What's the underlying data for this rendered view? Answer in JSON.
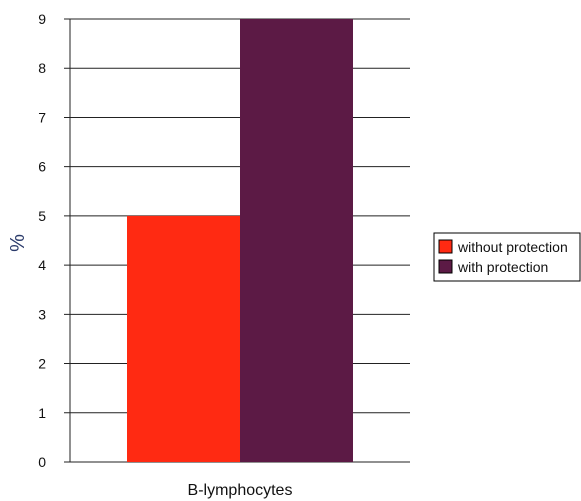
{
  "chart_data": {
    "type": "bar",
    "categories": [
      "B-lymphocytes"
    ],
    "series": [
      {
        "name": "without protection",
        "values": [
          5
        ],
        "color": "#ff2a12"
      },
      {
        "name": "with protection",
        "values": [
          9
        ],
        "color": "#5c1a45"
      }
    ],
    "ylabel": "%",
    "xlabel": "",
    "ylim": [
      0,
      9
    ],
    "yticks": [
      "0",
      "1",
      "2",
      "3",
      "4",
      "5",
      "6",
      "7",
      "8",
      "9"
    ],
    "grid": true,
    "legend_position": "right"
  }
}
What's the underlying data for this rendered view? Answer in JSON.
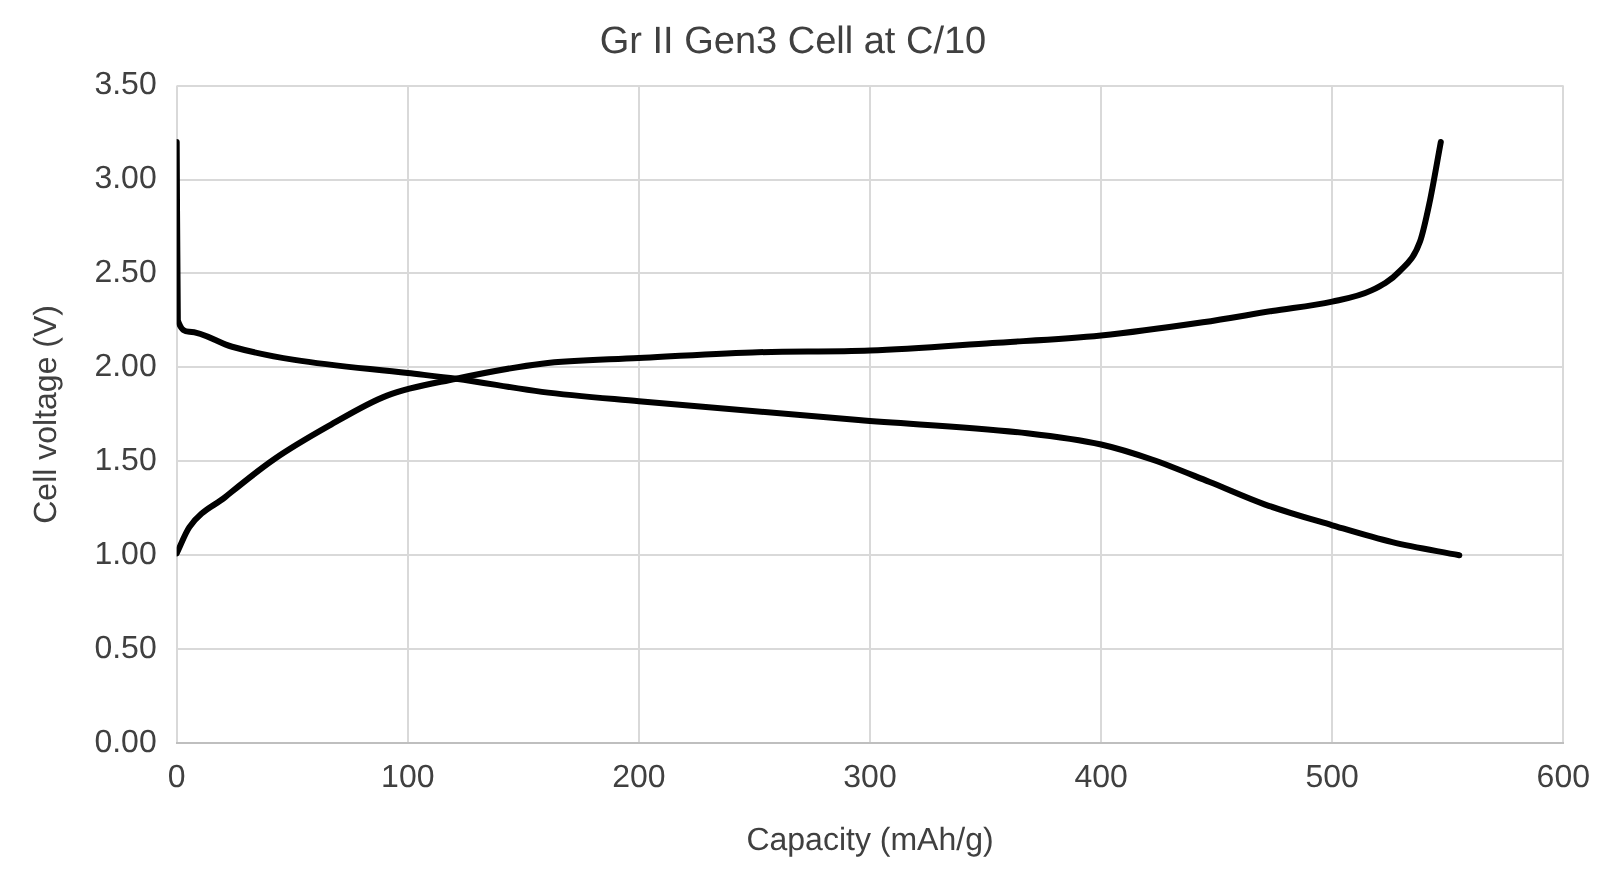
{
  "chart_data": {
    "type": "line",
    "title": "Gr II Gen3 Cell at C/10",
    "xlabel": "Capacity (mAh/g)",
    "ylabel": "Cell voltage (V)",
    "xlim": [
      0,
      600
    ],
    "xticks": [
      0,
      100,
      200,
      300,
      400,
      500,
      600
    ],
    "ylim": [
      0,
      3.5
    ],
    "yticks": [
      {
        "value": 0,
        "label": "0.00"
      },
      {
        "value": 0.5,
        "label": "0.50"
      },
      {
        "value": 1,
        "label": "1.00"
      },
      {
        "value": 1.5,
        "label": "1.50"
      },
      {
        "value": 2,
        "label": "2.00"
      },
      {
        "value": 2.5,
        "label": "2.50"
      },
      {
        "value": 3,
        "label": "3.00"
      },
      {
        "value": 3.5,
        "label": "3.50"
      }
    ],
    "grid": true,
    "legend": false,
    "marker": "none",
    "line_style": "solid",
    "series": [
      {
        "color": "#000000",
        "x": [
          0,
          0.5,
          5.5,
          24,
          51,
          100,
          121,
          158,
          200,
          295,
          368,
          400,
          422,
          447,
          471,
          500,
          526,
          555
        ],
        "values": [
          3.2,
          2.25,
          2.19,
          2.11,
          2.04,
          1.97,
          1.94,
          1.87,
          1.82,
          1.72,
          1.65,
          1.59,
          1.51,
          1.39,
          1.27,
          1.16,
          1.07,
          1.0
        ]
      },
      {
        "color": "#000000",
        "x": [
          0,
          5.5,
          21,
          42,
          66,
          91,
          121,
          158,
          200,
          249,
          300,
          353,
          400,
          444,
          474,
          500,
          517,
          529,
          538,
          542,
          547
        ],
        "values": [
          1.01,
          1.15,
          1.31,
          1.51,
          1.69,
          1.85,
          1.94,
          2.02,
          2.05,
          2.08,
          2.09,
          2.13,
          2.17,
          2.24,
          2.3,
          2.35,
          2.41,
          2.51,
          2.67,
          2.87,
          3.2
        ]
      }
    ]
  }
}
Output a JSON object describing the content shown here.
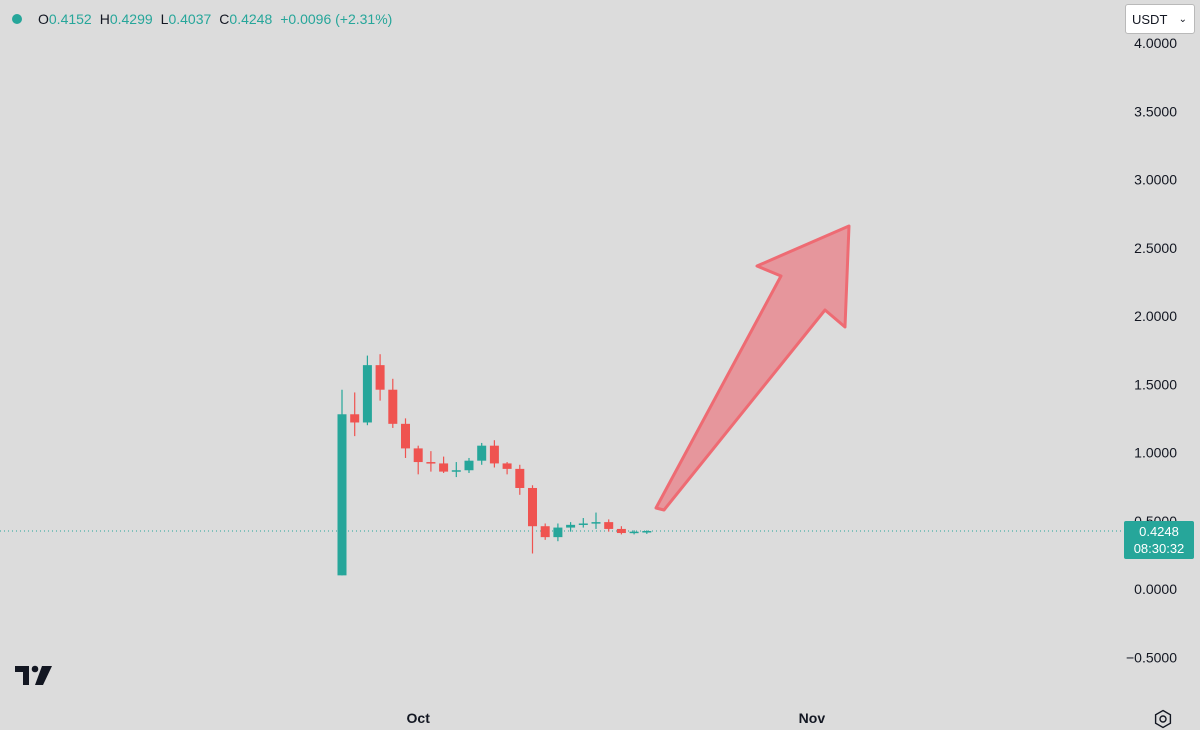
{
  "header": {
    "open_label": "O",
    "open_value": "0.4152",
    "high_label": "H",
    "high_value": "0.4299",
    "low_label": "L",
    "low_value": "0.4037",
    "close_label": "C",
    "close_value": "0.4248",
    "change": "+0.0096 (+2.31%)"
  },
  "currency_selector": {
    "value": "USDT"
  },
  "price_label": {
    "price": "0.4248",
    "countdown": "08:30:32"
  },
  "colors": {
    "up": "#26a69a",
    "down": "#ef5350",
    "arrow_fill": "#e88a90",
    "arrow_stroke": "#ee6b73",
    "axis_text": "#131722"
  },
  "icons": {
    "logo": "tradingview-logo-icon",
    "settings": "gear-icon"
  },
  "chart_data": {
    "type": "candlestick",
    "ylim": [
      -0.5,
      4.0
    ],
    "y_ticks": [
      "4.0000",
      "3.5000",
      "3.0000",
      "2.5000",
      "2.0000",
      "1.5000",
      "1.0000",
      "0.5000",
      "0.0000",
      "−0.5000"
    ],
    "y_tick_values": [
      4.0,
      3.5,
      3.0,
      2.5,
      2.0,
      1.5,
      1.0,
      0.5,
      0.0,
      -0.5
    ],
    "x_ticks": [
      {
        "label": "Oct",
        "index": 6
      },
      {
        "label": "Nov",
        "index": 37
      }
    ],
    "current_price": 0.4248,
    "candles": [
      {
        "o": 0.1,
        "h": 1.46,
        "l": 0.1,
        "c": 1.28
      },
      {
        "o": 1.28,
        "h": 1.44,
        "l": 1.12,
        "c": 1.22
      },
      {
        "o": 1.22,
        "h": 1.71,
        "l": 1.2,
        "c": 1.64
      },
      {
        "o": 1.64,
        "h": 1.72,
        "l": 1.38,
        "c": 1.46
      },
      {
        "o": 1.46,
        "h": 1.54,
        "l": 1.18,
        "c": 1.21
      },
      {
        "o": 1.21,
        "h": 1.25,
        "l": 0.96,
        "c": 1.03
      },
      {
        "o": 1.03,
        "h": 1.05,
        "l": 0.84,
        "c": 0.93
      },
      {
        "o": 0.93,
        "h": 1.01,
        "l": 0.86,
        "c": 0.92
      },
      {
        "o": 0.92,
        "h": 0.97,
        "l": 0.85,
        "c": 0.86
      },
      {
        "o": 0.86,
        "h": 0.93,
        "l": 0.82,
        "c": 0.87
      },
      {
        "o": 0.87,
        "h": 0.96,
        "l": 0.85,
        "c": 0.94
      },
      {
        "o": 0.94,
        "h": 1.07,
        "l": 0.91,
        "c": 1.05
      },
      {
        "o": 1.05,
        "h": 1.09,
        "l": 0.89,
        "c": 0.92
      },
      {
        "o": 0.92,
        "h": 0.93,
        "l": 0.84,
        "c": 0.88
      },
      {
        "o": 0.88,
        "h": 0.91,
        "l": 0.69,
        "c": 0.74
      },
      {
        "o": 0.74,
        "h": 0.76,
        "l": 0.26,
        "c": 0.46
      },
      {
        "o": 0.46,
        "h": 0.48,
        "l": 0.36,
        "c": 0.38
      },
      {
        "o": 0.38,
        "h": 0.48,
        "l": 0.35,
        "c": 0.45
      },
      {
        "o": 0.45,
        "h": 0.49,
        "l": 0.42,
        "c": 0.47
      },
      {
        "o": 0.47,
        "h": 0.52,
        "l": 0.45,
        "c": 0.48
      },
      {
        "o": 0.48,
        "h": 0.56,
        "l": 0.44,
        "c": 0.49
      },
      {
        "o": 0.49,
        "h": 0.51,
        "l": 0.42,
        "c": 0.44
      },
      {
        "o": 0.44,
        "h": 0.46,
        "l": 0.4,
        "c": 0.41
      },
      {
        "o": 0.41,
        "h": 0.43,
        "l": 0.4,
        "c": 0.42
      },
      {
        "o": 0.4152,
        "h": 0.4299,
        "l": 0.4037,
        "c": 0.4248
      }
    ],
    "annotation": {
      "type": "arrow",
      "direction": "up-right"
    }
  }
}
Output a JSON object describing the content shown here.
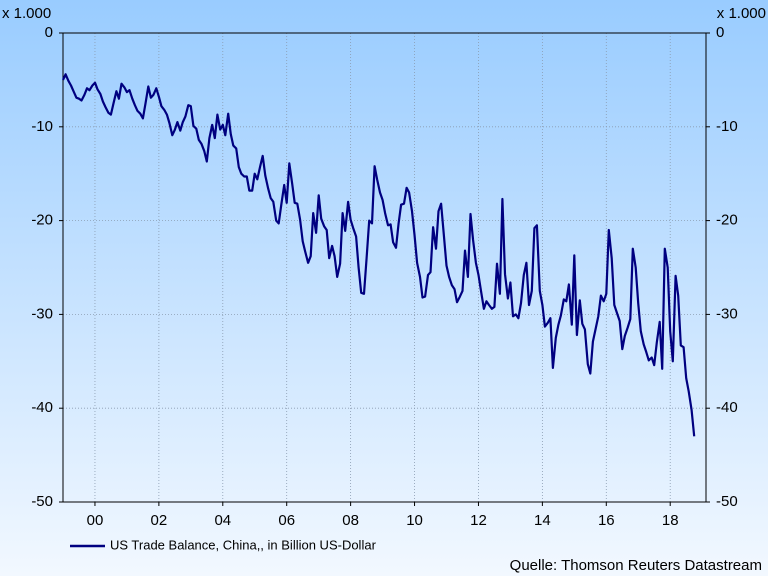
══════════════════════════════
■ EXERCISE DESCRIPTION: Repeat all the data as it stands, dropping any images it holds.

■ THE RESULT:
What's the underlying data for this rendered view? Answer in JSON.
{
  "chart_data": {
    "type": "bar",
    "categories": [
      "B-lymphocytes"
    ],
    "series": [
      {
        "name": "without protection",
        "values": [
          5
        ],
        "color": "#ff2a12"
      },
      {
        "name": "with protection",
        "values": [
          9
        ],
        "color": "#5c1a45"
      }
    ],
    "ylabel": "%",
    "xlabel": "",
    "ylim": [
      0,
      9
    ],
    "yticks": [
      "0",
      "1",
      "2",
      "3",
      "4",
      "5",
      "6",
      "7",
      "8",
      "9"
    ],
    "grid": true,
    "legend_position": "right"
  }
}
What's the underlying data for this rendered view? Answer in JSON.
{
  "chart_data": {
    "type": "line",
    "title": "Gr II Gen3 Cell at C/10",
    "xlabel": "Capacity (mAh/g)",
    "ylabel": "Cell voltage (V)",
    "xlim": [
      0,
      600
    ],
    "xticks": [
      0,
      100,
      200,
      300,
      400,
      500,
      600
    ],
    "ylim": [
      0,
      3.5
    ],
    "yticks": [
      {
        "value": 0,
        "label": "0.00"
      },
      {
        "value": 0.5,
        "label": "0.50"
      },
      {
        "value": 1,
        "label": "1.00"
      },
      {
        "value": 1.5,
        "label": "1.50"
      },
      {
        "value": 2,
        "label": "2.00"
      },
      {
        "value": 2.5,
        "label": "2.50"
      },
      {
        "value": 3,
        "label": "3.00"
      },
      {
        "value": 3.5,
        "label": "3.50"
      }
    ],
    "grid": true,
    "legend": false,
    "marker": "none",
    "line_style": "solid",
    "series": [
      {
        "color": "#000000",
        "x": [
          0,
          0.5,
          5.5,
          24,
          51,
          100,
          121,
          158,
          200,
          295,
          368,
          400,
          422,
          447,
          471,
          500,
          526,
          555
        ],
        "values": [
          3.2,
          2.25,
          2.19,
          2.11,
          2.04,
          1.97,
          1.94,
          1.87,
          1.82,
          1.72,
          1.65,
          1.59,
          1.51,
          1.39,
          1.27,
          1.16,
          1.07,
          1.0
        ]
      },
      {
        "color": "#000000",
        "x": [
          0,
          5.5,
          21,
          42,
          66,
          91,
          121,
          158,
          200,
          249,
          300,
          353,
          400,
          444,
          474,
          500,
          517,
          529,
          538,
          542,
          547
        ],
        "values": [
          1.01,
          1.15,
          1.31,
          1.51,
          1.69,
          1.85,
          1.94,
          2.02,
          2.05,
          2.08,
          2.09,
          2.13,
          2.17,
          2.24,
          2.3,
          2.35,
          2.41,
          2.51,
          2.67,
          2.87,
          3.2
        ]
      }
    ]
  }
}
Output a JSON object describing the content shown here.
{
  "header": {
    "open_label": "O",
    "open_value": "0.4152",
    "high_label": "H",
    "high_value": "0.4299",
    "low_label": "L",
    "low_value": "0.4037",
    "close_label": "C",
    "close_value": "0.4248",
    "change": "+0.0096 (+2.31%)"
  },
  "currency_selector": {
    "value": "USDT"
  },
  "price_label": {
    "price": "0.4248",
    "countdown": "08:30:32"
  },
  "colors": {
    "up": "#26a69a",
    "down": "#ef5350",
    "arrow_fill": "#e88a90",
    "arrow_stroke": "#ee6b73",
    "axis_text": "#131722"
  },
  "icons": {
    "logo": "tradingview-logo-icon",
    "settings": "gear-icon"
  },
  "chart_data": {
    "type": "candlestick",
    "ylim": [
      -0.5,
      4.0
    ],
    "y_ticks": [
      "4.0000",
      "3.5000",
      "3.0000",
      "2.5000",
      "2.0000",
      "1.5000",
      "1.0000",
      "0.5000",
      "0.0000",
      "−0.5000"
    ],
    "y_tick_values": [
      4.0,
      3.5,
      3.0,
      2.5,
      2.0,
      1.5,
      1.0,
      0.5,
      0.0,
      -0.5
    ],
    "x_ticks": [
      {
        "label": "Oct",
        "index": 6
      },
      {
        "label": "Nov",
        "index": 37
      }
    ],
    "current_price": 0.4248,
    "candles": [
      {
        "o": 0.1,
        "h": 1.46,
        "l": 0.1,
        "c": 1.28
      },
      {
        "o": 1.28,
        "h": 1.44,
        "l": 1.12,
        "c": 1.22
      },
      {
        "o": 1.22,
        "h": 1.71,
        "l": 1.2,
        "c": 1.64
      },
      {
        "o": 1.64,
        "h": 1.72,
        "l": 1.38,
        "c": 1.46
      },
      {
        "o": 1.46,
        "h": 1.54,
        "l": 1.18,
        "c": 1.21
      },
      {
        "o": 1.21,
        "h": 1.25,
        "l": 0.96,
        "c": 1.03
      },
      {
        "o": 1.03,
        "h": 1.05,
        "l": 0.84,
        "c": 0.93
      },
      {
        "o": 0.93,
        "h": 1.01,
        "l": 0.86,
        "c": 0.92
      },
      {
        "o": 0.92,
        "h": 0.97,
        "l": 0.85,
        "c": 0.86
      },
      {
        "o": 0.86,
        "h": 0.93,
        "l": 0.82,
        "c": 0.87
      },
      {
        "o": 0.87,
        "h": 0.96,
        "l": 0.85,
        "c": 0.94
      },
      {
        "o": 0.94,
        "h": 1.07,
        "l": 0.91,
        "c": 1.05
      },
      {
        "o": 1.05,
        "h": 1.09,
        "l": 0.89,
        "c": 0.92
      },
      {
        "o": 0.92,
        "h": 0.93,
        "l": 0.84,
        "c": 0.88
      },
      {
        "o": 0.88,
        "h": 0.91,
        "l": 0.69,
        "c": 0.74
      },
      {
        "o": 0.74,
        "h": 0.76,
        "l": 0.26,
        "c": 0.46
      },
      {
        "o": 0.46,
        "h": 0.48,
        "l": 0.36,
        "c": 0.38
      },
      {
        "o": 0.38,
        "h": 0.48,
        "l": 0.35,
        "c": 0.45
      },
      {
        "o": 0.45,
        "h": 0.49,
        "l": 0.42,
        "c": 0.47
      },
      {
        "o": 0.47,
        "h": 0.52,
        "l": 0.45,
        "c": 0.48
      },
      {
        "o": 0.48,
        "h": 0.56,
        "l": 0.44,
        "c": 0.49
      },
      {
        "o": 0.49,
        "h": 0.51,
        "l": 0.42,
        "c": 0.44
      },
      {
        "o": 0.44,
        "h": 0.46,
        "l": 0.4,
        "c": 0.41
      },
      {
        "o": 0.41,
        "h": 0.43,
        "l": 0.4,
        "c": 0.42
      },
      {
        "o": 0.4152,
        "h": 0.4299,
        "l": 0.4037,
        "c": 0.4248
      }
    ],
    "annotation": {
      "type": "arrow",
      "direction": "up-right"
    }
  }
}
Output a JSON object describing the content shown here.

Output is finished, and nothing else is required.